* Task to carry out:
Find each line that has the string "鸡西市医疗保险服务中心" and give the total, with nothing else.

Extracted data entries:

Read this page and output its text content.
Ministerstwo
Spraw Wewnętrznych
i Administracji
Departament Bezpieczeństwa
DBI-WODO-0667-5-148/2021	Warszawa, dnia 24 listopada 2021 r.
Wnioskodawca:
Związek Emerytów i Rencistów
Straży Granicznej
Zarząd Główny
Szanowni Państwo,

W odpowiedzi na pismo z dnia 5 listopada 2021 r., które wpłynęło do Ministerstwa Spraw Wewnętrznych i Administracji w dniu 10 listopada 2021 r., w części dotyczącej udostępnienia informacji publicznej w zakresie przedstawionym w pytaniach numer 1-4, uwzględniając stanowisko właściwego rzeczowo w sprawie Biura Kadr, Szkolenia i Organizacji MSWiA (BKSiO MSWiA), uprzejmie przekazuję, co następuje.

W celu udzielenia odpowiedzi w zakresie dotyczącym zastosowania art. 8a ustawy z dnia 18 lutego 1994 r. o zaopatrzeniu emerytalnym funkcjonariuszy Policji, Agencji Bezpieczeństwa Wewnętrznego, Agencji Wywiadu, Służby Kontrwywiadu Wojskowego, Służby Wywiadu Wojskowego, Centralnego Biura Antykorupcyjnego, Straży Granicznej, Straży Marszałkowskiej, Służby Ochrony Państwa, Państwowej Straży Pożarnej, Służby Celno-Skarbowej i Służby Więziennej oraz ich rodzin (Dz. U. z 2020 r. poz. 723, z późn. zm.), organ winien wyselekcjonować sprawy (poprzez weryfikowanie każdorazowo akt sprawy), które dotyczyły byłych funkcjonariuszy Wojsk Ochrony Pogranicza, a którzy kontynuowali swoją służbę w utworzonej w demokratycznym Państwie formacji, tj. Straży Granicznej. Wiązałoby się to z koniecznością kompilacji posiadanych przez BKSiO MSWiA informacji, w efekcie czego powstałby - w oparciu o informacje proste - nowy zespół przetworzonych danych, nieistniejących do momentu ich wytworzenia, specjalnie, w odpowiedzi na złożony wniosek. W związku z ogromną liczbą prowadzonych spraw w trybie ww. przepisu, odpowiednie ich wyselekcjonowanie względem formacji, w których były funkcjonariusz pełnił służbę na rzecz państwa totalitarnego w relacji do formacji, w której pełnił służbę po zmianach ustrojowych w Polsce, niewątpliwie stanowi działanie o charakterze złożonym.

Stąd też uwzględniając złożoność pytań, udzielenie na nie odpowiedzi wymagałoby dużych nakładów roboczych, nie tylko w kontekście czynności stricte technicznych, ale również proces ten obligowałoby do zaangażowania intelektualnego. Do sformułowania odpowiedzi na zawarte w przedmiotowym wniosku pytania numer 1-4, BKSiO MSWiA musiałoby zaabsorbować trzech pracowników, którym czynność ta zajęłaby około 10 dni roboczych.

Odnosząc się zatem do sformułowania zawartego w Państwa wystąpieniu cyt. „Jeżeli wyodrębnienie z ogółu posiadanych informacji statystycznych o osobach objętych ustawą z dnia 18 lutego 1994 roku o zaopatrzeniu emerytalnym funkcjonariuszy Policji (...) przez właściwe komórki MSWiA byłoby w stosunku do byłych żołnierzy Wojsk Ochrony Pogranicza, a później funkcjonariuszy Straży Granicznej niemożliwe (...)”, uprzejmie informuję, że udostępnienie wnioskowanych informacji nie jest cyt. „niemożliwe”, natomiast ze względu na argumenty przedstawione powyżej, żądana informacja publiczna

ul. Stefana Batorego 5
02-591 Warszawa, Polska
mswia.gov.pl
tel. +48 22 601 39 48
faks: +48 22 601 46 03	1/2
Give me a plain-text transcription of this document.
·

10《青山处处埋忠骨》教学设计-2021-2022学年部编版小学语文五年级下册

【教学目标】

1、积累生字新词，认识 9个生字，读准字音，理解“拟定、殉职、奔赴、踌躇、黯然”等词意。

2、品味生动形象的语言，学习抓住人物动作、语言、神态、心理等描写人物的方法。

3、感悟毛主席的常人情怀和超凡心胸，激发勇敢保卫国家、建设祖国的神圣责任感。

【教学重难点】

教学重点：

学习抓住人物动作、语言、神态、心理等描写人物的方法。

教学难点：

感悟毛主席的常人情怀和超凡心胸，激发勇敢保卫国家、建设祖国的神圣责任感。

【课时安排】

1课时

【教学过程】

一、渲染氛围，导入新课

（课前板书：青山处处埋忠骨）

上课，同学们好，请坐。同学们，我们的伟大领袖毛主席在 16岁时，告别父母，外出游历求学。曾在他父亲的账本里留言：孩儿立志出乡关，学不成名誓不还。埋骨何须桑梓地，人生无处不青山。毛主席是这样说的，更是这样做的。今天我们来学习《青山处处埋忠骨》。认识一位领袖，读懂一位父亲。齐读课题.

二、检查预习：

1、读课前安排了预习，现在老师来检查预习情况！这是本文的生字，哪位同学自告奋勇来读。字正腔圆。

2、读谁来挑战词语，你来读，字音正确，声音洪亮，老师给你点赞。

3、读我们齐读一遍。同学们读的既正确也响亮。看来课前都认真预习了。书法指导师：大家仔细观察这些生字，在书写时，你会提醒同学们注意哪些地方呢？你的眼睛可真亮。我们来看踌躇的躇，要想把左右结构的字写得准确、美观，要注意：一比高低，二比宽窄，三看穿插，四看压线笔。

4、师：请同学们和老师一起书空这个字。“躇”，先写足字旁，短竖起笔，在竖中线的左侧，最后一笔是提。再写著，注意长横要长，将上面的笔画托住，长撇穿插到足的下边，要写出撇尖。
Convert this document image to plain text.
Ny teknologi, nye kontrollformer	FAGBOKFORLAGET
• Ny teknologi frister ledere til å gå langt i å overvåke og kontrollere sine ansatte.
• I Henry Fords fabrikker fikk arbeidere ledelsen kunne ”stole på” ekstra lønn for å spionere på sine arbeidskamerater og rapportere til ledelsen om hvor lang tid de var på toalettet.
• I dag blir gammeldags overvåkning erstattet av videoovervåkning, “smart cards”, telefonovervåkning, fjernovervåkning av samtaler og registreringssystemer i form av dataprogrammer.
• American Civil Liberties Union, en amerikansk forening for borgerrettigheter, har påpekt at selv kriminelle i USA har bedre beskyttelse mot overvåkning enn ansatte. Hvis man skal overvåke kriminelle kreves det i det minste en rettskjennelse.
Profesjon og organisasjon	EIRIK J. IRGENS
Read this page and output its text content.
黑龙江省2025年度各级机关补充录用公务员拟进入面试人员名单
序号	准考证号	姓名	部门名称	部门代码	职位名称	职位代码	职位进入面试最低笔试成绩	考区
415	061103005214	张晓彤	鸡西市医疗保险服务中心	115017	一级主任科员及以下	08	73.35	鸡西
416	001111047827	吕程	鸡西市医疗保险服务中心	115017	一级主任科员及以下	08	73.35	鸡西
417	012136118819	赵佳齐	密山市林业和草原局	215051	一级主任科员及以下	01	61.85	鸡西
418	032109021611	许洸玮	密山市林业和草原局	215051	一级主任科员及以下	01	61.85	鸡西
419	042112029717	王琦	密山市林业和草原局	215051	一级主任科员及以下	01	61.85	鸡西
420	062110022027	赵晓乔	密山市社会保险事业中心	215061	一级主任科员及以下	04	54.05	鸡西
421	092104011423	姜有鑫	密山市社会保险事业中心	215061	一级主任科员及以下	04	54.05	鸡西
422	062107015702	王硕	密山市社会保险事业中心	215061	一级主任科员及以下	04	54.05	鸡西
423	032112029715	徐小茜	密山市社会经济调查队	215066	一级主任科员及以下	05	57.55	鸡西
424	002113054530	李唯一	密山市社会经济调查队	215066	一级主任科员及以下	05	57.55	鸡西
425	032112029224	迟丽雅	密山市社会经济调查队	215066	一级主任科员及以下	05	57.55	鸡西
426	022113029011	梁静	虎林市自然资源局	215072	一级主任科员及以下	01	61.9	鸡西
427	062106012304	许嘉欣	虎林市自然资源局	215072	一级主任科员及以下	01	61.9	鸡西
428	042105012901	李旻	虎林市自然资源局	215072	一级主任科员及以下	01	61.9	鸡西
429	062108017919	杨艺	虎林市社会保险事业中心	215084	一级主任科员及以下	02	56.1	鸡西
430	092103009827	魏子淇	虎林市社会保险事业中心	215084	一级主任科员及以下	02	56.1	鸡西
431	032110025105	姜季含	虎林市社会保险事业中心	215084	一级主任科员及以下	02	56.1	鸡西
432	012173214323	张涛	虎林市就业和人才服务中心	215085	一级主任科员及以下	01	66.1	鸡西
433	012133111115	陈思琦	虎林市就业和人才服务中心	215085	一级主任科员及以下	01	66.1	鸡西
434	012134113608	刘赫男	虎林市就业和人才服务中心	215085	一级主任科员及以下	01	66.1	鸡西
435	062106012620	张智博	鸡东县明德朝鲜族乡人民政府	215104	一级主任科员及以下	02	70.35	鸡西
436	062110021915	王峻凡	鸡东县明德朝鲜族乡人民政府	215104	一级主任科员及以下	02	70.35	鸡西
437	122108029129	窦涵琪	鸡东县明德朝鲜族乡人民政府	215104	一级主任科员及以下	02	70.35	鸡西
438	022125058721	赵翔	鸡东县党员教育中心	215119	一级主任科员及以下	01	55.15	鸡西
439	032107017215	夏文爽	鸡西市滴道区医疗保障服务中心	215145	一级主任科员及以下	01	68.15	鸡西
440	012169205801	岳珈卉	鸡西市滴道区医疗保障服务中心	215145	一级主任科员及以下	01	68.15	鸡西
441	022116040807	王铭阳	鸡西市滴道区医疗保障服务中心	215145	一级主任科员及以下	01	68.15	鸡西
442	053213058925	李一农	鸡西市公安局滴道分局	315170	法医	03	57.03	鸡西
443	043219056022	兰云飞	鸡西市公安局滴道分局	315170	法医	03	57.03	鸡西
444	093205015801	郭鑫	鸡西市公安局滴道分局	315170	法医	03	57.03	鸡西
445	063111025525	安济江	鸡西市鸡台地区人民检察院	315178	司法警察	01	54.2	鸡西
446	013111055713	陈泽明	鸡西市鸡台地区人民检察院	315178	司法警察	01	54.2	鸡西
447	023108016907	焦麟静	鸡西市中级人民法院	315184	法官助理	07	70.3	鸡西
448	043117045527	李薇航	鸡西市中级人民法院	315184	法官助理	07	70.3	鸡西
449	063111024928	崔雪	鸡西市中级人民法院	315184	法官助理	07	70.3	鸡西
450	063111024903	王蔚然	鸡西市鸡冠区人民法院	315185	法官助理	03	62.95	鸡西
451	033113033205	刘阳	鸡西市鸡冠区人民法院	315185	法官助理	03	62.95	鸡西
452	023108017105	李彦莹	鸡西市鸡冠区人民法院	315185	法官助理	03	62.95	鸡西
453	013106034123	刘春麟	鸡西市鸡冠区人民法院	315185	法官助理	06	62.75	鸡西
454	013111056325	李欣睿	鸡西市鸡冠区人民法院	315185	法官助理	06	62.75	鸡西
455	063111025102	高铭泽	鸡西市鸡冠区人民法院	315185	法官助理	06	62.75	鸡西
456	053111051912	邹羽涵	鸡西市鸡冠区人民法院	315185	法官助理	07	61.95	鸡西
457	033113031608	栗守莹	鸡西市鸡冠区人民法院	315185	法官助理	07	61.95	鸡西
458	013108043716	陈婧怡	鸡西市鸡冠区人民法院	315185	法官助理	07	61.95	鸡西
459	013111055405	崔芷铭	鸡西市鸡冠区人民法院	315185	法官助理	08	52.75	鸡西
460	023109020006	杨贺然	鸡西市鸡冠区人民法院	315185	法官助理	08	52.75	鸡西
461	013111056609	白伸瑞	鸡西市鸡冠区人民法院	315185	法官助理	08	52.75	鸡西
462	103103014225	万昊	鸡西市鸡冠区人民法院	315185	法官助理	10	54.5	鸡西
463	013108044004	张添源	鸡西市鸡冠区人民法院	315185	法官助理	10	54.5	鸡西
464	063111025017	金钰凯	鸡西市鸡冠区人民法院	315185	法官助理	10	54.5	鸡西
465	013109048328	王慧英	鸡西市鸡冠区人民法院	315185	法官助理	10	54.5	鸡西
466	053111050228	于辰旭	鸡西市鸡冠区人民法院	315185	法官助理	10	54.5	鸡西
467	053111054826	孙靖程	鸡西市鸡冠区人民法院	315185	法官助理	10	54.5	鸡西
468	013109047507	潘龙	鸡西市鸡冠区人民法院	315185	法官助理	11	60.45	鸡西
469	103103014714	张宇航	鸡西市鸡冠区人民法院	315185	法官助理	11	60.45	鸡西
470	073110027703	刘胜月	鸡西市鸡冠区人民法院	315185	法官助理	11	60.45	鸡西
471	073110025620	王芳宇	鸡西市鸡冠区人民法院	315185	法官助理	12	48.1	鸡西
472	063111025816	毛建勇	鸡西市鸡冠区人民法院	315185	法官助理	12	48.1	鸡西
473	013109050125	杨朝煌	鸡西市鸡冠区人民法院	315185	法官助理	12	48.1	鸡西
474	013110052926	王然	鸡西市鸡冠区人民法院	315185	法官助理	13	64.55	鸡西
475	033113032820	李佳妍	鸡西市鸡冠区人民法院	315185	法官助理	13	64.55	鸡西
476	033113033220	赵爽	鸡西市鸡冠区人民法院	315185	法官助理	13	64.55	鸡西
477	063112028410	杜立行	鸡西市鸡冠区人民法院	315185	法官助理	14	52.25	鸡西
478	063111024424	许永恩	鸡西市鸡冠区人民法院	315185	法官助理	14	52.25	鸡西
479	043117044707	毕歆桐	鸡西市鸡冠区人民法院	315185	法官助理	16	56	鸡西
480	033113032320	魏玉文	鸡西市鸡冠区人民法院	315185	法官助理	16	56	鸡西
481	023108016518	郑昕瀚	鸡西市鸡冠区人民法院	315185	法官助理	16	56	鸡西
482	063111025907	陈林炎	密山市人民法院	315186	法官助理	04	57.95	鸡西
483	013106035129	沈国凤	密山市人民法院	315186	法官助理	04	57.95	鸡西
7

* Task solution:
2